Exercise directions:
Extract the full listing verbatim and drop any pictures from your copy.

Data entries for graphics
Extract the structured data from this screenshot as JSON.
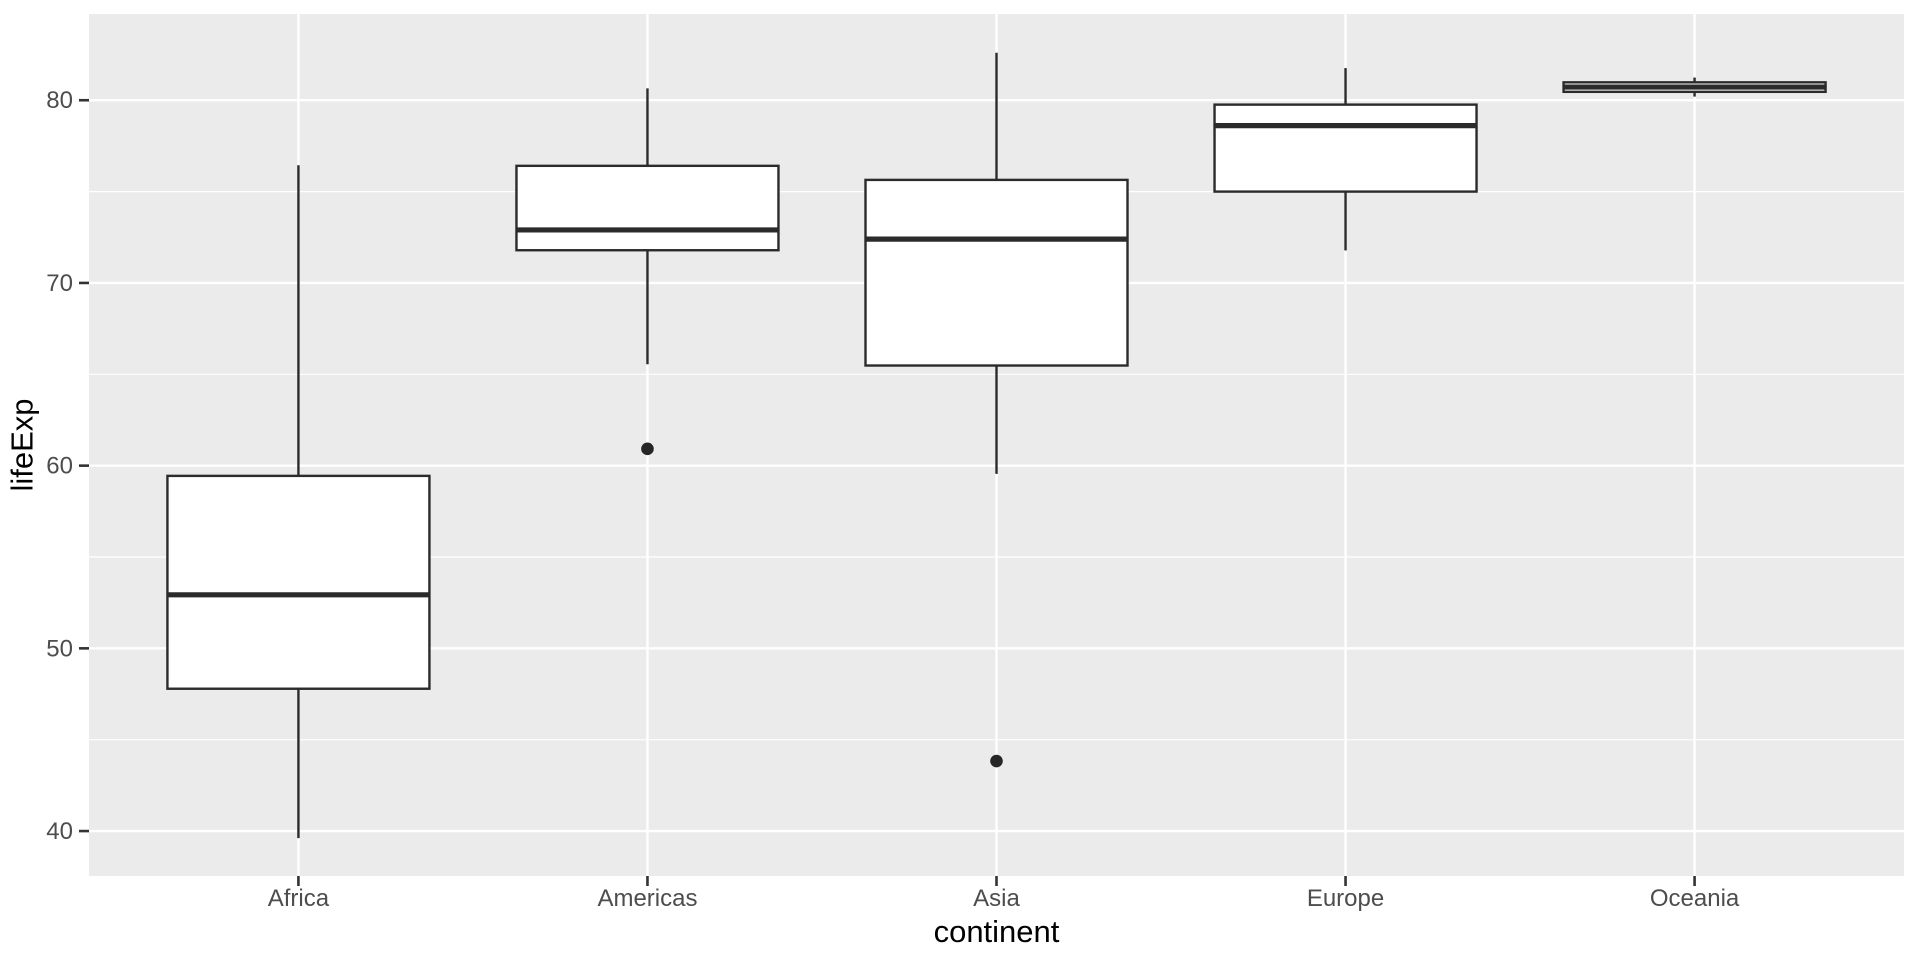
{
  "chart_data": {
    "type": "boxplot",
    "title": "",
    "xlabel": "continent",
    "ylabel": "lifeExp",
    "categories": [
      "Africa",
      "Americas",
      "Asia",
      "Europe",
      "Oceania"
    ],
    "series": [
      {
        "category": "Africa",
        "whisker_low": 39.61,
        "q1": 47.79,
        "median": 52.93,
        "q3": 59.44,
        "whisker_high": 76.44,
        "outliers": []
      },
      {
        "category": "Americas",
        "whisker_low": 65.55,
        "q1": 71.79,
        "median": 72.9,
        "q3": 76.41,
        "whisker_high": 80.65,
        "outliers": [
          60.92
        ]
      },
      {
        "category": "Asia",
        "whisker_low": 59.55,
        "q1": 65.48,
        "median": 72.4,
        "q3": 75.64,
        "whisker_high": 82.6,
        "outliers": [
          43.83
        ]
      },
      {
        "category": "Europe",
        "whisker_low": 71.78,
        "q1": 75.0,
        "median": 78.61,
        "q3": 79.76,
        "whisker_high": 81.76,
        "outliers": []
      },
      {
        "category": "Oceania",
        "whisker_low": 80.2,
        "q1": 80.46,
        "median": 80.72,
        "q3": 80.98,
        "whisker_high": 81.24,
        "outliers": []
      }
    ],
    "y_axis": {
      "tick_labels": [
        "40",
        "50",
        "60",
        "70",
        "80"
      ],
      "tick_values": [
        40,
        50,
        60,
        70,
        80
      ],
      "minor_tick_values": [
        45,
        55,
        65,
        75
      ],
      "range": [
        37.54,
        84.72
      ]
    },
    "x_axis": {
      "tick_labels": [
        "Africa",
        "Americas",
        "Asia",
        "Europe",
        "Oceania"
      ]
    },
    "legend": "none",
    "grid": "horizontal major+minor, vertical major at category centers",
    "colors": {
      "panel_background": "#ebebeb",
      "gridline": "#ffffff",
      "box_fill": "#ffffff",
      "box_stroke": "#2b2b2b",
      "outlier_point": "#262626",
      "axis_tick": "#333333",
      "tick_label": "#4d4d4d",
      "axis_title": "#000000"
    }
  }
}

Completed task:
Extract the structured data from this screenshot as JSON.
{
  "chart_data": {
    "type": "boxplot",
    "title": "",
    "xlabel": "continent",
    "ylabel": "lifeExp",
    "categories": [
      "Africa",
      "Americas",
      "Asia",
      "Europe",
      "Oceania"
    ],
    "series": [
      {
        "category": "Africa",
        "whisker_low": 39.61,
        "q1": 47.79,
        "median": 52.93,
        "q3": 59.44,
        "whisker_high": 76.44,
        "outliers": []
      },
      {
        "category": "Americas",
        "whisker_low": 65.55,
        "q1": 71.79,
        "median": 72.9,
        "q3": 76.41,
        "whisker_high": 80.65,
        "outliers": [
          60.92
        ]
      },
      {
        "category": "Asia",
        "whisker_low": 59.55,
        "q1": 65.48,
        "median": 72.4,
        "q3": 75.64,
        "whisker_high": 82.6,
        "outliers": [
          43.83
        ]
      },
      {
        "category": "Europe",
        "whisker_low": 71.78,
        "q1": 75.0,
        "median": 78.61,
        "q3": 79.76,
        "whisker_high": 81.76,
        "outliers": []
      },
      {
        "category": "Oceania",
        "whisker_low": 80.2,
        "q1": 80.46,
        "median": 80.72,
        "q3": 80.98,
        "whisker_high": 81.24,
        "outliers": []
      }
    ],
    "y_axis": {
      "tick_labels": [
        "40",
        "50",
        "60",
        "70",
        "80"
      ],
      "tick_values": [
        40,
        50,
        60,
        70,
        80
      ],
      "minor_tick_values": [
        45,
        55,
        65,
        75
      ],
      "range": [
        37.54,
        84.72
      ]
    },
    "x_axis": {
      "tick_labels": [
        "Africa",
        "Americas",
        "Asia",
        "Europe",
        "Oceania"
      ]
    },
    "legend": "none",
    "grid": "horizontal major+minor, vertical major at category centers",
    "colors": {
      "panel_background": "#ebebeb",
      "gridline": "#ffffff",
      "box_fill": "#ffffff",
      "box_stroke": "#2b2b2b",
      "outlier_point": "#262626",
      "axis_tick": "#333333",
      "tick_label": "#4d4d4d",
      "axis_title": "#000000"
    }
  }
}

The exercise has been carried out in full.